[Dataset entries on figures]
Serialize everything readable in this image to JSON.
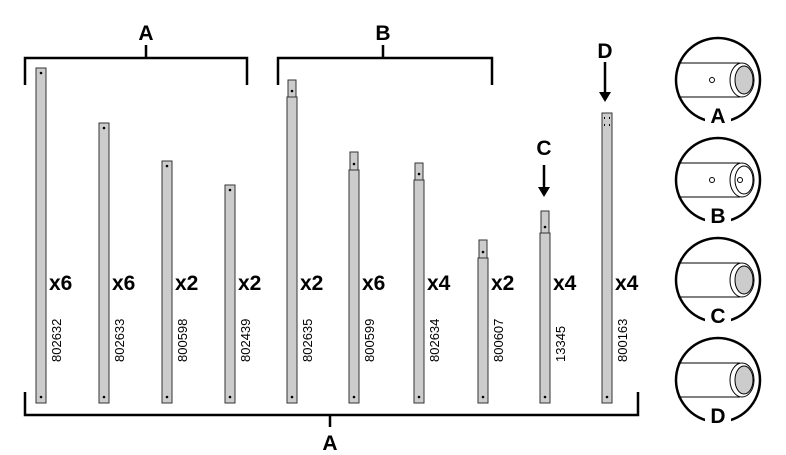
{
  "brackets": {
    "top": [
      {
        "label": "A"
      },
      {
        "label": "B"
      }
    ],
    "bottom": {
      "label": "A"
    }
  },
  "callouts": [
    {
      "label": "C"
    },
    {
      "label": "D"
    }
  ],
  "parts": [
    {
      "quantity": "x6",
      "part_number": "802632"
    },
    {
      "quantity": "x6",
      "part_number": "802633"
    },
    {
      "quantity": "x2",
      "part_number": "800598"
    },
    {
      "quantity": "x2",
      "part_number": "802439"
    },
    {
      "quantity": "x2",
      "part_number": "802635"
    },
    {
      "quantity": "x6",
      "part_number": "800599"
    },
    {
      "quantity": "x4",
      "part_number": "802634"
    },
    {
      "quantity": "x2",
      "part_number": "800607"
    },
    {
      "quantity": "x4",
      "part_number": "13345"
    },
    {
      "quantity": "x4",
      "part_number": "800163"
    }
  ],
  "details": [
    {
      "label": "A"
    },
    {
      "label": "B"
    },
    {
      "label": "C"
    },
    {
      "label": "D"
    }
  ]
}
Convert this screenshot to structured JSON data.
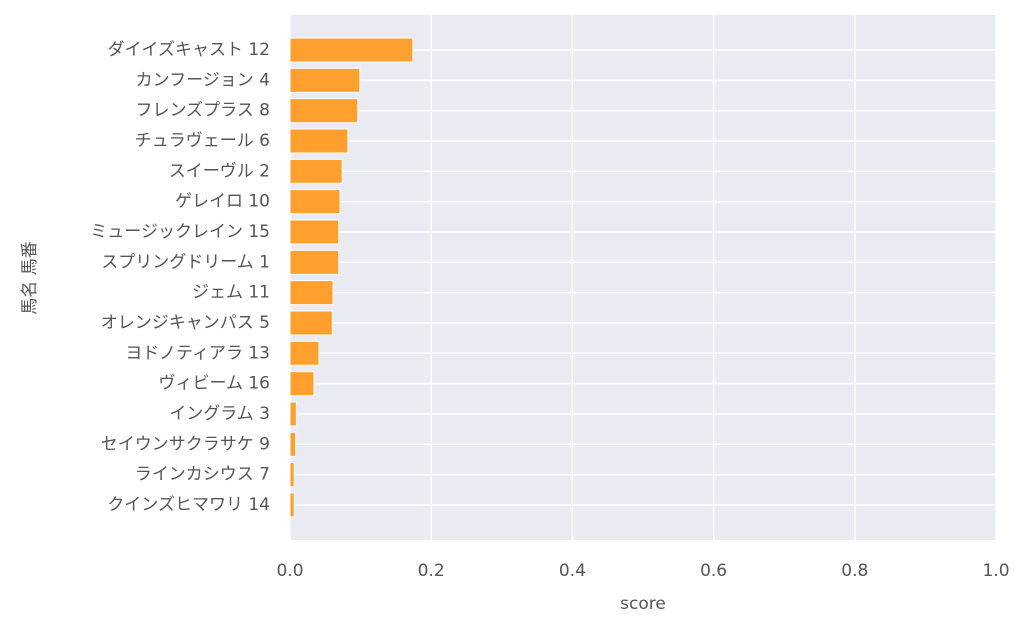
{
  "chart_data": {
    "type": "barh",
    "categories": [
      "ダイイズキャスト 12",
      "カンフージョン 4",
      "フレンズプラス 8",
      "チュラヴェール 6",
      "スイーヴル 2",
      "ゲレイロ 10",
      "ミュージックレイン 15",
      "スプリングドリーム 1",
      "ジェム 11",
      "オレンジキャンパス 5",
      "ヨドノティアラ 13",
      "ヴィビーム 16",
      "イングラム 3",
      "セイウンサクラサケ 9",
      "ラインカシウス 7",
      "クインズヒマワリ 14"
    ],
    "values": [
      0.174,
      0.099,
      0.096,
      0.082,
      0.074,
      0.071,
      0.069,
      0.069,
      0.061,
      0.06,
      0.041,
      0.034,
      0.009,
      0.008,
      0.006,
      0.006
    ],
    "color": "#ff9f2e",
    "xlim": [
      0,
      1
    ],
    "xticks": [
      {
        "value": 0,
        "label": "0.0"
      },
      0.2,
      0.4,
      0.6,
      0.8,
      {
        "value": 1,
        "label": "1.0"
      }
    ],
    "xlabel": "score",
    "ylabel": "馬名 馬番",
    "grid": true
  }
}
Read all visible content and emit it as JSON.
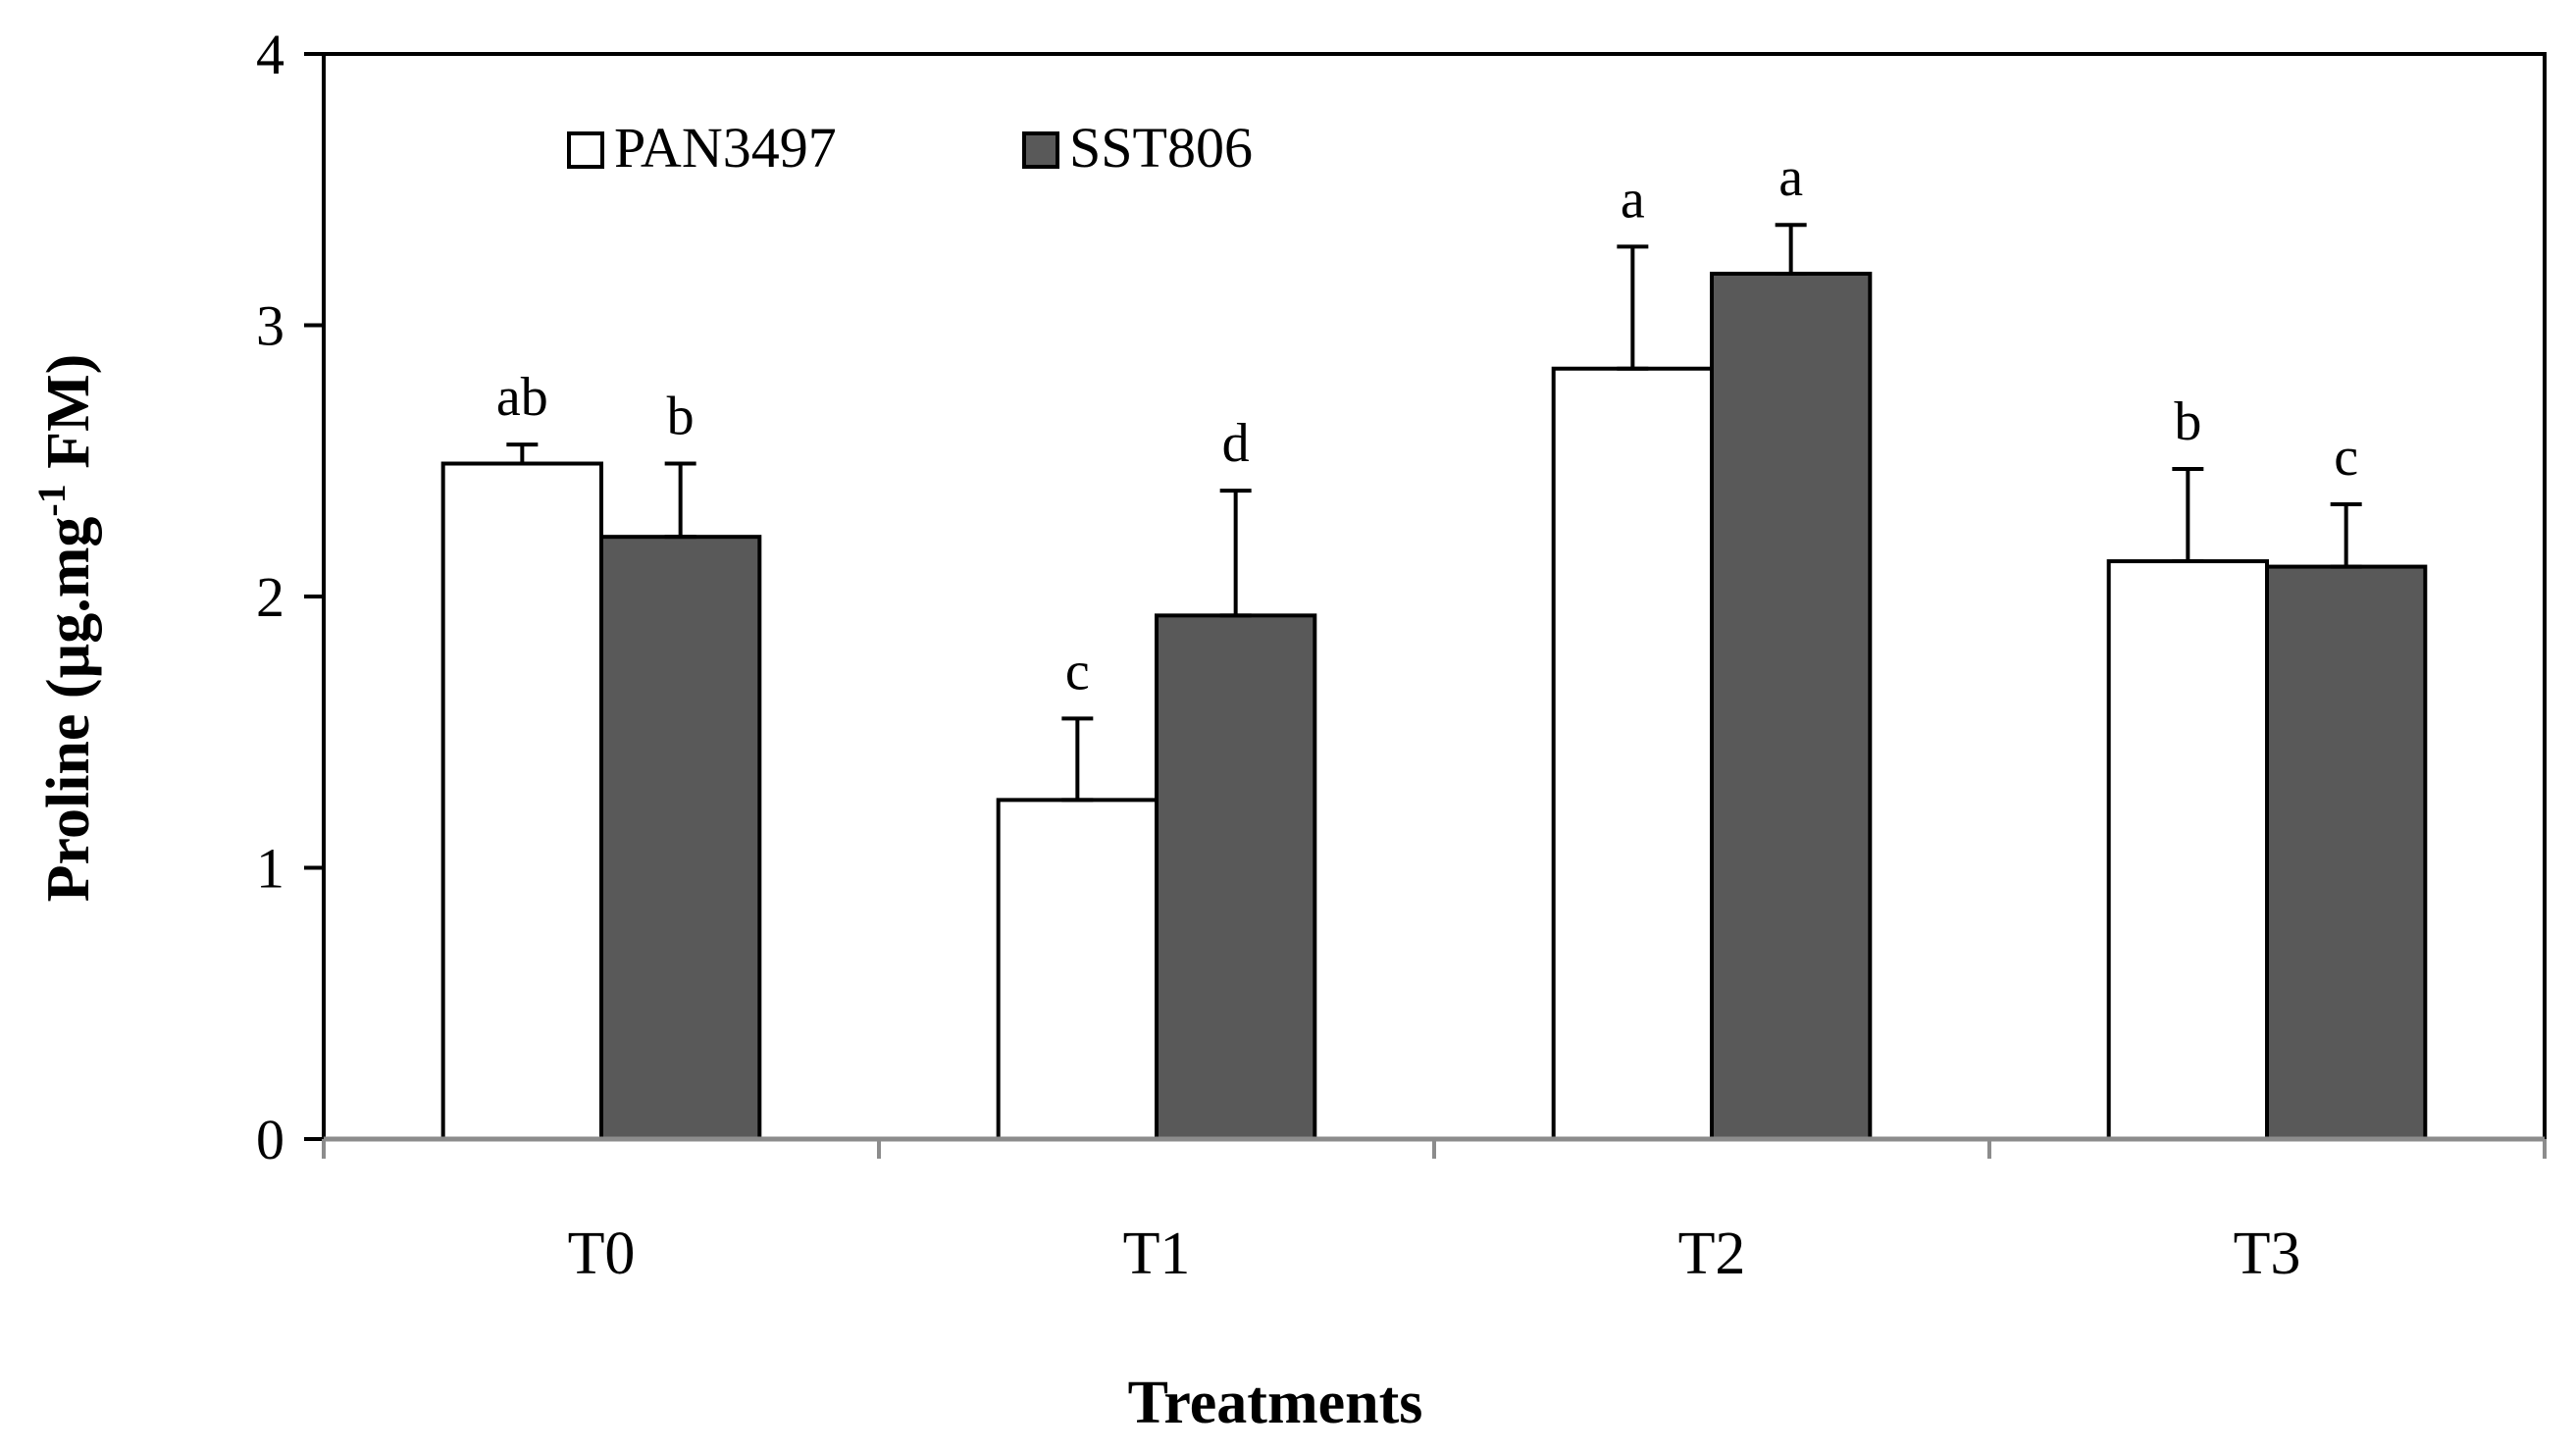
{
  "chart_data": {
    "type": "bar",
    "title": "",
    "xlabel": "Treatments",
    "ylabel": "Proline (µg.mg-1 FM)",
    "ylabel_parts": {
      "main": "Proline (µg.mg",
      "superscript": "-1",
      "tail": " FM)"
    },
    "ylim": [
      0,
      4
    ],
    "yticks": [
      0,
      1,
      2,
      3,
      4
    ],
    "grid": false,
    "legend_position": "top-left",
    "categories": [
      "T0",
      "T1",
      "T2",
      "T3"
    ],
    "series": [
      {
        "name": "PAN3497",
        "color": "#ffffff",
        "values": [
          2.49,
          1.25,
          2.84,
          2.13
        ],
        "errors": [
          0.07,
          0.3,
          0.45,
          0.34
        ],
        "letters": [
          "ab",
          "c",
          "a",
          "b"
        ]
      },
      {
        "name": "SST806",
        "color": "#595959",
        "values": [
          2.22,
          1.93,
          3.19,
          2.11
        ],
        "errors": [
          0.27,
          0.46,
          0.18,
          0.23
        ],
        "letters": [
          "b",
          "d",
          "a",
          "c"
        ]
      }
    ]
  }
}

### TASK TO COMPLETE
Each entry should be repeated exactly as it appears; the pictures stay out.

### ANSWER IN FULL
Serialize everything readable in this image to JSON.
{
  "brackets": {
    "top": [
      {
        "label": "A"
      },
      {
        "label": "B"
      }
    ],
    "bottom": {
      "label": "A"
    }
  },
  "callouts": [
    {
      "label": "C"
    },
    {
      "label": "D"
    }
  ],
  "parts": [
    {
      "quantity": "x6",
      "part_number": "802632"
    },
    {
      "quantity": "x6",
      "part_number": "802633"
    },
    {
      "quantity": "x2",
      "part_number": "800598"
    },
    {
      "quantity": "x2",
      "part_number": "802439"
    },
    {
      "quantity": "x2",
      "part_number": "802635"
    },
    {
      "quantity": "x6",
      "part_number": "800599"
    },
    {
      "quantity": "x4",
      "part_number": "802634"
    },
    {
      "quantity": "x2",
      "part_number": "800607"
    },
    {
      "quantity": "x4",
      "part_number": "13345"
    },
    {
      "quantity": "x4",
      "part_number": "800163"
    }
  ],
  "details": [
    {
      "label": "A"
    },
    {
      "label": "B"
    },
    {
      "label": "C"
    },
    {
      "label": "D"
    }
  ]
}
Convert this screenshot to structured JSON data.
{
  "chart_data": {
    "type": "barh",
    "categories": [
      "ダイイズキャスト 12",
      "カンフージョン 4",
      "フレンズプラス 8",
      "チュラヴェール 6",
      "スイーヴル 2",
      "ゲレイロ 10",
      "ミュージックレイン 15",
      "スプリングドリーム 1",
      "ジェム 11",
      "オレンジキャンパス 5",
      "ヨドノティアラ 13",
      "ヴィビーム 16",
      "イングラム 3",
      "セイウンサクラサケ 9",
      "ラインカシウス 7",
      "クインズヒマワリ 14"
    ],
    "values": [
      0.174,
      0.099,
      0.096,
      0.082,
      0.074,
      0.071,
      0.069,
      0.069,
      0.061,
      0.06,
      0.041,
      0.034,
      0.009,
      0.008,
      0.006,
      0.006
    ],
    "color": "#ff9f2e",
    "xlim": [
      0,
      1
    ],
    "xticks": [
      {
        "value": 0,
        "label": "0.0"
      },
      0.2,
      0.4,
      0.6,
      0.8,
      {
        "value": 1,
        "label": "1.0"
      }
    ],
    "xlabel": "score",
    "ylabel": "馬名 馬番",
    "grid": true
  }
}
Read all visible content and emit it as JSON.
{
  "chart_data": {
    "type": "bar",
    "title": "",
    "xlabel": "Treatments",
    "ylabel": "Proline (µg.mg-1 FM)",
    "ylabel_parts": {
      "main": "Proline (µg.mg",
      "superscript": "-1",
      "tail": " FM)"
    },
    "ylim": [
      0,
      4
    ],
    "yticks": [
      0,
      1,
      2,
      3,
      4
    ],
    "grid": false,
    "legend_position": "top-left",
    "categories": [
      "T0",
      "T1",
      "T2",
      "T3"
    ],
    "series": [
      {
        "name": "PAN3497",
        "color": "#ffffff",
        "values": [
          2.49,
          1.25,
          2.84,
          2.13
        ],
        "errors": [
          0.07,
          0.3,
          0.45,
          0.34
        ],
        "letters": [
          "ab",
          "c",
          "a",
          "b"
        ]
      },
      {
        "name": "SST806",
        "color": "#595959",
        "values": [
          2.22,
          1.93,
          3.19,
          2.11
        ],
        "errors": [
          0.27,
          0.46,
          0.18,
          0.23
        ],
        "letters": [
          "b",
          "d",
          "a",
          "c"
        ]
      }
    ]
  }
}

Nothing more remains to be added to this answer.